* WHAT THIS TASK INVOLVES:
Nothing should be left out: output all of the entries exactly.

* DATA EXTRACT:
☆ ☆ ☆ ☆ ☆

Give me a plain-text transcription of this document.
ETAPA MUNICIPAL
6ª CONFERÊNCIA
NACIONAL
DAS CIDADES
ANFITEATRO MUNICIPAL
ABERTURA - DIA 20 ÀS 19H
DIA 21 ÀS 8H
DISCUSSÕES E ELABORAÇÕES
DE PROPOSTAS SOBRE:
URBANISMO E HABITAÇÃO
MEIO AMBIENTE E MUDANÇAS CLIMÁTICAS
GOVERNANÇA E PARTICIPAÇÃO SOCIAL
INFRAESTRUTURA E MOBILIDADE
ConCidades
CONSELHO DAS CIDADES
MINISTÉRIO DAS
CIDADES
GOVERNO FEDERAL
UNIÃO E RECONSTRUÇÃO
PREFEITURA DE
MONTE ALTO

☆ ☆ ☆ ☆ ☆

* COMPLETED TASK:
Give me a plain-text transcription of this document.
ETAPA MUNICIPAL
6ª CONFERÊNCIA
NACIONAL
DAS CIDADES
ANFITEATRO MUNICIPAL
ABERTURA - DIA 20 ÀS 19H
DIA 21 ÀS 8H
DISCUSSÕES E ELABORAÇÕES
DE PROPOSTAS SOBRE:
URBANISMO E HABITAÇÃO
MEIO AMBIENTE E MUDANÇAS CLIMÁTICAS
GOVERNANÇA E PARTICIPAÇÃO SOCIAL
INFRAESTRUTURA E MOBILIDADE
ConCidades
CONSELHO DAS CIDADES
MINISTÉRIO DAS
CIDADES
GOVERNO FEDERAL
UNIÃO E RECONSTRUÇÃO
PREFEITURA DE
MONTE ALTO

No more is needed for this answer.